- _EXERCISE DIRECTIONS_
Extract the records below word for word and ignore the images.

- _GIVEN RECORDS_
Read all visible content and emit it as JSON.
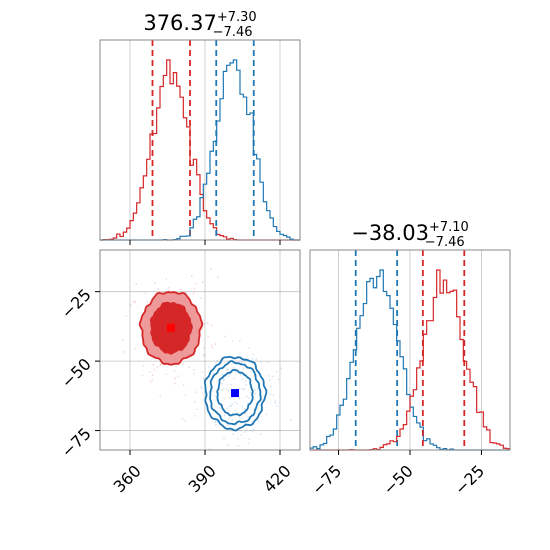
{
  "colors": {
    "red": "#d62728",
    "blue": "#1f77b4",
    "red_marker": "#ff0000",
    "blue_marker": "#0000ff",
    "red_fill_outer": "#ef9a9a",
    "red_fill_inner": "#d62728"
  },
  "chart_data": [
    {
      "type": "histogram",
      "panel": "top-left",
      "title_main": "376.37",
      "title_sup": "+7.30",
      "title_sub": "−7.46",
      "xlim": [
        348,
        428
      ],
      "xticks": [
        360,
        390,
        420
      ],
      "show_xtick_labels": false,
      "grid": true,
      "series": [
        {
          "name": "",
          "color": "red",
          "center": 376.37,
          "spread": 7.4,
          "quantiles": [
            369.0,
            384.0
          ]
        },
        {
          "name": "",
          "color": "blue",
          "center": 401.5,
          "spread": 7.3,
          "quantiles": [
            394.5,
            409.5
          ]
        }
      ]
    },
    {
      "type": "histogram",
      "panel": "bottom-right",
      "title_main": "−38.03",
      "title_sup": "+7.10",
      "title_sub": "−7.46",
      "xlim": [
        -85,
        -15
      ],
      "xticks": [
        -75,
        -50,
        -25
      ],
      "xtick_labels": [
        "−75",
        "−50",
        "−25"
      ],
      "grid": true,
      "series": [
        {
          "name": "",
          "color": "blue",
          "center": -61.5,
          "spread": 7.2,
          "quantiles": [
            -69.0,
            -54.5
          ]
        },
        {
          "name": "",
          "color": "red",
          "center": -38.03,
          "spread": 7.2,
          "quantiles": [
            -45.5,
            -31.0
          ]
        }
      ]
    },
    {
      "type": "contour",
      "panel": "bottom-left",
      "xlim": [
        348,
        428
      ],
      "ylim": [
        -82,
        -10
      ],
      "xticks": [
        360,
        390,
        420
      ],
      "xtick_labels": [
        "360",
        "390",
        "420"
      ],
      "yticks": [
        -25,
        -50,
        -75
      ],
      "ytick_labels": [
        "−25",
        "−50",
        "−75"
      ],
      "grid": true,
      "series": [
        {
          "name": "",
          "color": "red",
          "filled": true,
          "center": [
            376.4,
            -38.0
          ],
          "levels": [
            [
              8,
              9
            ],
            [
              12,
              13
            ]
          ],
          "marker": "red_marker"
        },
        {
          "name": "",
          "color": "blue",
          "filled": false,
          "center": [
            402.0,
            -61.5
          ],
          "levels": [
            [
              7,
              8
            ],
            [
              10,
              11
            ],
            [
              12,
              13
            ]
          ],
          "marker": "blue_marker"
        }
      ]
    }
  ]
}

- _TASK RESULT_
Read all visible content and emit it as JSON.
{
  "colors": {
    "red": "#d62728",
    "blue": "#1f77b4",
    "red_marker": "#ff0000",
    "blue_marker": "#0000ff",
    "red_fill_outer": "#ef9a9a",
    "red_fill_inner": "#d62728"
  },
  "chart_data": [
    {
      "type": "histogram",
      "panel": "top-left",
      "title_main": "376.37",
      "title_sup": "+7.30",
      "title_sub": "−7.46",
      "xlim": [
        348,
        428
      ],
      "xticks": [
        360,
        390,
        420
      ],
      "show_xtick_labels": false,
      "grid": true,
      "series": [
        {
          "name": "",
          "color": "red",
          "center": 376.37,
          "spread": 7.4,
          "quantiles": [
            369.0,
            384.0
          ]
        },
        {
          "name": "",
          "color": "blue",
          "center": 401.5,
          "spread": 7.3,
          "quantiles": [
            394.5,
            409.5
          ]
        }
      ]
    },
    {
      "type": "histogram",
      "panel": "bottom-right",
      "title_main": "−38.03",
      "title_sup": "+7.10",
      "title_sub": "−7.46",
      "xlim": [
        -85,
        -15
      ],
      "xticks": [
        -75,
        -50,
        -25
      ],
      "xtick_labels": [
        "−75",
        "−50",
        "−25"
      ],
      "grid": true,
      "series": [
        {
          "name": "",
          "color": "blue",
          "center": -61.5,
          "spread": 7.2,
          "quantiles": [
            -69.0,
            -54.5
          ]
        },
        {
          "name": "",
          "color": "red",
          "center": -38.03,
          "spread": 7.2,
          "quantiles": [
            -45.5,
            -31.0
          ]
        }
      ]
    },
    {
      "type": "contour",
      "panel": "bottom-left",
      "xlim": [
        348,
        428
      ],
      "ylim": [
        -82,
        -10
      ],
      "xticks": [
        360,
        390,
        420
      ],
      "xtick_labels": [
        "360",
        "390",
        "420"
      ],
      "yticks": [
        -25,
        -50,
        -75
      ],
      "ytick_labels": [
        "−25",
        "−50",
        "−75"
      ],
      "grid": true,
      "series": [
        {
          "name": "",
          "color": "red",
          "filled": true,
          "center": [
            376.4,
            -38.0
          ],
          "levels": [
            [
              8,
              9
            ],
            [
              12,
              13
            ]
          ],
          "marker": "red_marker"
        },
        {
          "name": "",
          "color": "blue",
          "filled": false,
          "center": [
            402.0,
            -61.5
          ],
          "levels": [
            [
              7,
              8
            ],
            [
              10,
              11
            ],
            [
              12,
              13
            ]
          ],
          "marker": "blue_marker"
        }
      ]
    }
  ]
}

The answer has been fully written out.